* _REQUIRED TASK_: Output all of the entries exactly as written.

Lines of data
○ ○ ○
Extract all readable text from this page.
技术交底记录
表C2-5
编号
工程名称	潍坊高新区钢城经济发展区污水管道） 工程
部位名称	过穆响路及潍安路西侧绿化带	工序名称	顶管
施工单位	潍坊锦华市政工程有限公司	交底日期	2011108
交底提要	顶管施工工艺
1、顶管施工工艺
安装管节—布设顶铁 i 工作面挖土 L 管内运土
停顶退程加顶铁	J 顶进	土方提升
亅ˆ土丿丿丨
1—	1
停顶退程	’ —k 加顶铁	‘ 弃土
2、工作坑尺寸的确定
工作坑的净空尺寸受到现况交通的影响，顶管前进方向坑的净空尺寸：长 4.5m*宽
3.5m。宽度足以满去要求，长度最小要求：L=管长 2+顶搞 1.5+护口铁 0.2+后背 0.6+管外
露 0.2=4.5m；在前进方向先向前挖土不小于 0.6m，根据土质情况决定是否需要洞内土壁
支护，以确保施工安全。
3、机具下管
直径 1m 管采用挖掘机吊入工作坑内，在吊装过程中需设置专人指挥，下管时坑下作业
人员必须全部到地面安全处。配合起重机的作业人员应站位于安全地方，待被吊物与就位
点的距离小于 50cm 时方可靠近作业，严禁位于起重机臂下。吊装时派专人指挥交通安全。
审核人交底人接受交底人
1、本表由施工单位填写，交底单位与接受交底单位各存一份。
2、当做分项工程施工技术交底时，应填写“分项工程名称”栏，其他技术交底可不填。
○ ○ ○
* _RESULT BELOW_:
Extract all readable text from this page.
技术交底记录
表C2-5
编号
工程名称	潍坊高新区钢城经济发展区污水管道） 工程
部位名称	过穆响路及潍安路西侧绿化带	工序名称	顶管
施工单位	潍坊锦华市政工程有限公司	交底日期	2011108
交底提要	顶管施工工艺
1、顶管施工工艺
安装管节—布设顶铁 i 工作面挖土 L 管内运土
停顶退程加顶铁	J 顶进	土方提升
亅ˆ土丿丿丨
1—	1
停顶退程	’ —k 加顶铁	‘ 弃土
2、工作坑尺寸的确定
工作坑的净空尺寸受到现况交通的影响，顶管前进方向坑的净空尺寸：长 4.5m*宽
3.5m。宽度足以满去要求，长度最小要求：L=管长 2+顶搞 1.5+护口铁 0.2+后背 0.6+管外
露 0.2=4.5m；在前进方向先向前挖土不小于 0.6m，根据土质情况决定是否需要洞内土壁
支护，以确保施工安全。
3、机具下管
直径 1m 管采用挖掘机吊入工作坑内，在吊装过程中需设置专人指挥，下管时坑下作业
人员必须全部到地面安全处。配合起重机的作业人员应站位于安全地方，待被吊物与就位
点的距离小于 50cm 时方可靠近作业，严禁位于起重机臂下。吊装时派专人指挥交通安全。
审核人交底人接受交底人
1、本表由施工单位填写，交底单位与接受交底单位各存一份。
2、当做分项工程施工技术交底时，应填写“分项工程名称”栏，其他技术交底可不填。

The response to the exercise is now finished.